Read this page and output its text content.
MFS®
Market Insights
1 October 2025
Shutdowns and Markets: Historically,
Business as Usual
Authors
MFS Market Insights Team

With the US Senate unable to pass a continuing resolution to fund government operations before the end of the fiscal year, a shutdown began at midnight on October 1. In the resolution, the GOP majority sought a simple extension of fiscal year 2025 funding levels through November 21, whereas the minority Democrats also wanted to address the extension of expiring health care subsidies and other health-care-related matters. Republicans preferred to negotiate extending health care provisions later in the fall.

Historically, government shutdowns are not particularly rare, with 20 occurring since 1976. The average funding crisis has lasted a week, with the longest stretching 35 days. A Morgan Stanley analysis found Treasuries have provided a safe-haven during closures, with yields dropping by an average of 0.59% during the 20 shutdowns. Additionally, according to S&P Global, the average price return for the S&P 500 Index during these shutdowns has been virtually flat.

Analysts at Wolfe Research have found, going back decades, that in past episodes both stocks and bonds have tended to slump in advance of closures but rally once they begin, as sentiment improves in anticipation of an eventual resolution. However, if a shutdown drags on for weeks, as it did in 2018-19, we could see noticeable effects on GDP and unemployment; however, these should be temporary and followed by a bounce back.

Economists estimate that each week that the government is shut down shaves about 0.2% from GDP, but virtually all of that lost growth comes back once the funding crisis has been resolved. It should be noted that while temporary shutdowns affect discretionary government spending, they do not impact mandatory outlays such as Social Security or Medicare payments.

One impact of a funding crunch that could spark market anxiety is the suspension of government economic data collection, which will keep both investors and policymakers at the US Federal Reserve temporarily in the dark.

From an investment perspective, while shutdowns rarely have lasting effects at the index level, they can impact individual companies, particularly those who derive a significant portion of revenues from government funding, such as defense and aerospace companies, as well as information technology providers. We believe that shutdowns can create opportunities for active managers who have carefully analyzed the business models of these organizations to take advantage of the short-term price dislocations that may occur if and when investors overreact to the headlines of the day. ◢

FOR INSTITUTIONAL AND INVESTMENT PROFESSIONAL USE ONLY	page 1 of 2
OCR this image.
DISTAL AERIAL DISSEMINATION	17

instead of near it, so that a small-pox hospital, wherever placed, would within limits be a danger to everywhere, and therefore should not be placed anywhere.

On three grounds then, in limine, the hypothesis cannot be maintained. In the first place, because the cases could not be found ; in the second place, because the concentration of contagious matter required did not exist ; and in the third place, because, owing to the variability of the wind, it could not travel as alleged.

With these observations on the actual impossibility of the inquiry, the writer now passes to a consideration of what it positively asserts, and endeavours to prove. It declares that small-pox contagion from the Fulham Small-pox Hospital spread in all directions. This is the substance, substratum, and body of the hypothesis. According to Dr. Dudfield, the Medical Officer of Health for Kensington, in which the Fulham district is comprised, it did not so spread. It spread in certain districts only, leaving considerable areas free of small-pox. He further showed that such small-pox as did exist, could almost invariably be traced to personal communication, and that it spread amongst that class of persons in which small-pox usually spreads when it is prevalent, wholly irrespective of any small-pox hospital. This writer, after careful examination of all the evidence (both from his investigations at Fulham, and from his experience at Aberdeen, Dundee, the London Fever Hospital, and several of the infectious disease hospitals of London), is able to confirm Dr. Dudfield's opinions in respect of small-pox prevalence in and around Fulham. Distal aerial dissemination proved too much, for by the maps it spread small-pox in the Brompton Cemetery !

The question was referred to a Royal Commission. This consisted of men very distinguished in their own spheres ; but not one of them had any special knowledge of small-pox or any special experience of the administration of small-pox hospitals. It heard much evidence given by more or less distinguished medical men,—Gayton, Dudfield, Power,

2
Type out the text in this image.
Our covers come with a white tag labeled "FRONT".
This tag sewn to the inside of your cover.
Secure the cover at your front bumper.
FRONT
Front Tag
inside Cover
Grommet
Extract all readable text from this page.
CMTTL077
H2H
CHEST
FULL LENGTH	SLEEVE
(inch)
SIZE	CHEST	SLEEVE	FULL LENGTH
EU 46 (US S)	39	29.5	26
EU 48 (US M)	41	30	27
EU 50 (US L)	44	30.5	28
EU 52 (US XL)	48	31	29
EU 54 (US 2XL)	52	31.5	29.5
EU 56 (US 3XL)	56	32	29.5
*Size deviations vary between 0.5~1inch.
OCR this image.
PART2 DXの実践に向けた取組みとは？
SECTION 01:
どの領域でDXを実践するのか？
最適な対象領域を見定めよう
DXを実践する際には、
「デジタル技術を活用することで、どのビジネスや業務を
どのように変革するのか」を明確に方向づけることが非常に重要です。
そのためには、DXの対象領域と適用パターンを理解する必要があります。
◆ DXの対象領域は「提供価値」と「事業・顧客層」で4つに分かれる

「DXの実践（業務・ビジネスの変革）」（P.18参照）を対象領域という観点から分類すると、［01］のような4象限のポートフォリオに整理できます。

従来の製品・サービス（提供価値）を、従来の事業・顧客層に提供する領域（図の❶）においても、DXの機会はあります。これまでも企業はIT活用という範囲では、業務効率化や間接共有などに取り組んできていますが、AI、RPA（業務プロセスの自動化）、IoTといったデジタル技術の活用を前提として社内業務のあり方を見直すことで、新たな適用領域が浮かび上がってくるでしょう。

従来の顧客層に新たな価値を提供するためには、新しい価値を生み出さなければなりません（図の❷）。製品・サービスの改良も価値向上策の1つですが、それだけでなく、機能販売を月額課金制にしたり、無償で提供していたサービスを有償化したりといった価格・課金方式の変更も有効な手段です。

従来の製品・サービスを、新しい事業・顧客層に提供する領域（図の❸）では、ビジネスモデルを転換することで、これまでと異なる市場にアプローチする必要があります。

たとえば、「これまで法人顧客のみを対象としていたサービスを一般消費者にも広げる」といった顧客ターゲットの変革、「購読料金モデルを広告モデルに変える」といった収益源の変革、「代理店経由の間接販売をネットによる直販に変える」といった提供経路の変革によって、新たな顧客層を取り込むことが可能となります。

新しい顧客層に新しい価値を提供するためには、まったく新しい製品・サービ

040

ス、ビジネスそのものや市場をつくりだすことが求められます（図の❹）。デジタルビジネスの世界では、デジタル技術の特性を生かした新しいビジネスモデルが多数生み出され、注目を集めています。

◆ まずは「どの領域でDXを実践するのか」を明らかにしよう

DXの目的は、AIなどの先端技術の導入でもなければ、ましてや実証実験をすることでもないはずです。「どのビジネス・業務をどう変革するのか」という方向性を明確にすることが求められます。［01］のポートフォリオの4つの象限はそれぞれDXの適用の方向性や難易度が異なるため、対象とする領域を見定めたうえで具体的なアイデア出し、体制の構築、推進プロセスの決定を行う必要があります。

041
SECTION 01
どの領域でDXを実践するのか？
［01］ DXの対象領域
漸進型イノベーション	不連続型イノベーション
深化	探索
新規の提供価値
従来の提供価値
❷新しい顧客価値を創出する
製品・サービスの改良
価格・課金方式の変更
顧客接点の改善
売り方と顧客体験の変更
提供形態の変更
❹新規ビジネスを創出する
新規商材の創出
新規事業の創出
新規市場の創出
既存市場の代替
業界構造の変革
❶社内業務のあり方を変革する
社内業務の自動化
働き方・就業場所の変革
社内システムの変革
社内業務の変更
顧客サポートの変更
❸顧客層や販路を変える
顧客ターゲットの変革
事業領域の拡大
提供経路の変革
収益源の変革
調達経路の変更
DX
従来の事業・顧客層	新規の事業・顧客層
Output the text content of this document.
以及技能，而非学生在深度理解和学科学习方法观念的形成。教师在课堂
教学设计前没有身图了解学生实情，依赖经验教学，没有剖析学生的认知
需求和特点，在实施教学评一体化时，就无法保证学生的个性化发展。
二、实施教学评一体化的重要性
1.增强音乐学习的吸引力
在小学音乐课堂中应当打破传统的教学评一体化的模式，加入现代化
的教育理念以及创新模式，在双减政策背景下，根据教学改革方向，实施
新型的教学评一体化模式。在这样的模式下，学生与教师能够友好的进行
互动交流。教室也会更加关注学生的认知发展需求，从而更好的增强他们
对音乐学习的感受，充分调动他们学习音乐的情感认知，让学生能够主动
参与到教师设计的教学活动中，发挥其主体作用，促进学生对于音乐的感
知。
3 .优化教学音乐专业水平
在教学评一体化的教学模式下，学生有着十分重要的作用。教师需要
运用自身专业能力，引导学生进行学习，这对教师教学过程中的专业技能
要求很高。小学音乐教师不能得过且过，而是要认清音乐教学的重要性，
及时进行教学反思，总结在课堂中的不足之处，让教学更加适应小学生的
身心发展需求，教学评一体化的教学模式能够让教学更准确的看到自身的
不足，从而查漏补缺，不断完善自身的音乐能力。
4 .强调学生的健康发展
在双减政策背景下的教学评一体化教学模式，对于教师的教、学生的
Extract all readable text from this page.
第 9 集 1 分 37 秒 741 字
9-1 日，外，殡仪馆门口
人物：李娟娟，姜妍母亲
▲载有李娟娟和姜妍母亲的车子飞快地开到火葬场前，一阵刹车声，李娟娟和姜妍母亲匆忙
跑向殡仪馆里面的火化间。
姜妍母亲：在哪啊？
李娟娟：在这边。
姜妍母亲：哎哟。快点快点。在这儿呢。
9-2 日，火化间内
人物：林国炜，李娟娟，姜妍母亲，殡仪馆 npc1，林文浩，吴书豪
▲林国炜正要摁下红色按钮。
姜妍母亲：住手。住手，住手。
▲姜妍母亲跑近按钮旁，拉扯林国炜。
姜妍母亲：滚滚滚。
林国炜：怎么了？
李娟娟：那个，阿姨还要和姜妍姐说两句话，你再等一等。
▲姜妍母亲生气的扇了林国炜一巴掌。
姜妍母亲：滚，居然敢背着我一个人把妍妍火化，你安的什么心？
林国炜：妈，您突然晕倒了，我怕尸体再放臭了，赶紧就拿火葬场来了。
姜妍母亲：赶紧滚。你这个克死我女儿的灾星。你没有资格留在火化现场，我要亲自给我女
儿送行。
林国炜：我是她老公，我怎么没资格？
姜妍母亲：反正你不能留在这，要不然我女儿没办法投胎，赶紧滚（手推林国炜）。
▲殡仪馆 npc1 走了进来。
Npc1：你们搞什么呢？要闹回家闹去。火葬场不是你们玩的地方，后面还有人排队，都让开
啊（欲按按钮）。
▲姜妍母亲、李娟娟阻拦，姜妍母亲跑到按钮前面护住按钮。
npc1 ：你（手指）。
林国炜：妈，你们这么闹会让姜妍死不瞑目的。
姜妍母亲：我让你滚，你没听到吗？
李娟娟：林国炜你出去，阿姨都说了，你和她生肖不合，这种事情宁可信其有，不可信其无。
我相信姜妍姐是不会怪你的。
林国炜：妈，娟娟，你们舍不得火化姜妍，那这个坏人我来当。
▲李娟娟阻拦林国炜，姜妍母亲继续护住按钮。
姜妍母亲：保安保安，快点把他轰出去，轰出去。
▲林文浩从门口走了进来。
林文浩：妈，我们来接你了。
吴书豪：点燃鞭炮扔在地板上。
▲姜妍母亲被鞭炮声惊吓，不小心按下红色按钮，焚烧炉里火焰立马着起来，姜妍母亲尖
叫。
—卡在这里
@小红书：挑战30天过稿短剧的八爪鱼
*****
Find the lines holding "effects" and list every one.

** Task solution **
Analysts at Wolfe Research have found, going back decades, that in past episodes both stocks and bonds have tended to slump in advance of closures but rally once they begin, as sentiment improves in anticipation of an eventual resolution. However, if a shutdown drags on for weeks, as it did in 2018-19, we could see noticeable effects on GDP and unemployment; however, these should be temporary and followed by a bounce back.
From an investment perspective, while shutdowns rarely have lasting effects at the index level, they can impact individual companies, particularly those who derive a significant portion of revenues from government funding, such as defense and aerospace companies, as well as information technology providers. We believe that shutdowns can create opportunities for active managers who have carefully analyzed the business models of these organizations to take advantage of the short-term price dislocations that may occur if and when investors overreact to the headlines of the day. ◢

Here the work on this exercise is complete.